Layout annotation data
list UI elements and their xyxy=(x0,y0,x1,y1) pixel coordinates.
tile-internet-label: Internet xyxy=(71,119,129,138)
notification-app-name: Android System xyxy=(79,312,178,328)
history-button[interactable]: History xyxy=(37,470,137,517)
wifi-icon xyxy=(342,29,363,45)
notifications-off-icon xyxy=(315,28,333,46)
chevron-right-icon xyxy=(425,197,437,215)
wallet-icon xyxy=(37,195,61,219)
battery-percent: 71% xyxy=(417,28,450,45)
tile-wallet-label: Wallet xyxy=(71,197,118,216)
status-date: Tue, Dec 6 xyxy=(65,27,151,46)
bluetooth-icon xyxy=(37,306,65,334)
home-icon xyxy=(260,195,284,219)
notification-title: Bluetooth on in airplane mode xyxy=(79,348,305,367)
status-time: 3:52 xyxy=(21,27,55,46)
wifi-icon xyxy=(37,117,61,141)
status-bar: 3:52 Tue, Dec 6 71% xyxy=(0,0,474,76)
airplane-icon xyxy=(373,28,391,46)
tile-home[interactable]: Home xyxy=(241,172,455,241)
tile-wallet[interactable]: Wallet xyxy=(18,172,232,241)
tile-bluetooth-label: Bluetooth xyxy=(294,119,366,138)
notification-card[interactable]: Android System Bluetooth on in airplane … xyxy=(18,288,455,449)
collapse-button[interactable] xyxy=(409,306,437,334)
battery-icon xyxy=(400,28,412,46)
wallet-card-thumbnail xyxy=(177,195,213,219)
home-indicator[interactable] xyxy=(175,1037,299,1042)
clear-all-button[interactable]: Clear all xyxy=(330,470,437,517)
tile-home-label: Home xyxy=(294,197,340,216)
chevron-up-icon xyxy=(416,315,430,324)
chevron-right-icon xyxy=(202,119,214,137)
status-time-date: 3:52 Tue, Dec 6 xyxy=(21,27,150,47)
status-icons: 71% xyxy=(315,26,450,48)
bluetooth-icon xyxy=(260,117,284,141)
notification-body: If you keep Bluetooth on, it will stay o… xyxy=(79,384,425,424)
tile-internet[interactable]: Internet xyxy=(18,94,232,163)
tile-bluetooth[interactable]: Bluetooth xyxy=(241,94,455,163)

## GIVEN PROBLEM:
Copy the entries verbatim, everything from the start of the entries down to the line that contains "tile-wallet[interactable]: Wallet xyxy=(18,172,232,241)", including that line.

## ANSWER BELOW:
list UI elements and their xyxy=(x0,y0,x1,y1) pixel coordinates.
tile-internet-label: Internet xyxy=(71,119,129,138)
notification-app-name: Android System xyxy=(79,312,178,328)
history-button[interactable]: History xyxy=(37,470,137,517)
wifi-icon xyxy=(342,29,363,45)
notifications-off-icon xyxy=(315,28,333,46)
chevron-right-icon xyxy=(425,197,437,215)
wallet-icon xyxy=(37,195,61,219)
battery-percent: 71% xyxy=(417,28,450,45)
tile-wallet-label: Wallet xyxy=(71,197,118,216)
status-date: Tue, Dec 6 xyxy=(65,27,151,46)
bluetooth-icon xyxy=(37,306,65,334)
home-icon xyxy=(260,195,284,219)
notification-title: Bluetooth on in airplane mode xyxy=(79,348,305,367)
status-time: 3:52 xyxy=(21,27,55,46)
wifi-icon xyxy=(37,117,61,141)
status-bar: 3:52 Tue, Dec 6 71% xyxy=(0,0,474,76)
airplane-icon xyxy=(373,28,391,46)
tile-home[interactable]: Home xyxy=(241,172,455,241)
tile-wallet[interactable]: Wallet xyxy=(18,172,232,241)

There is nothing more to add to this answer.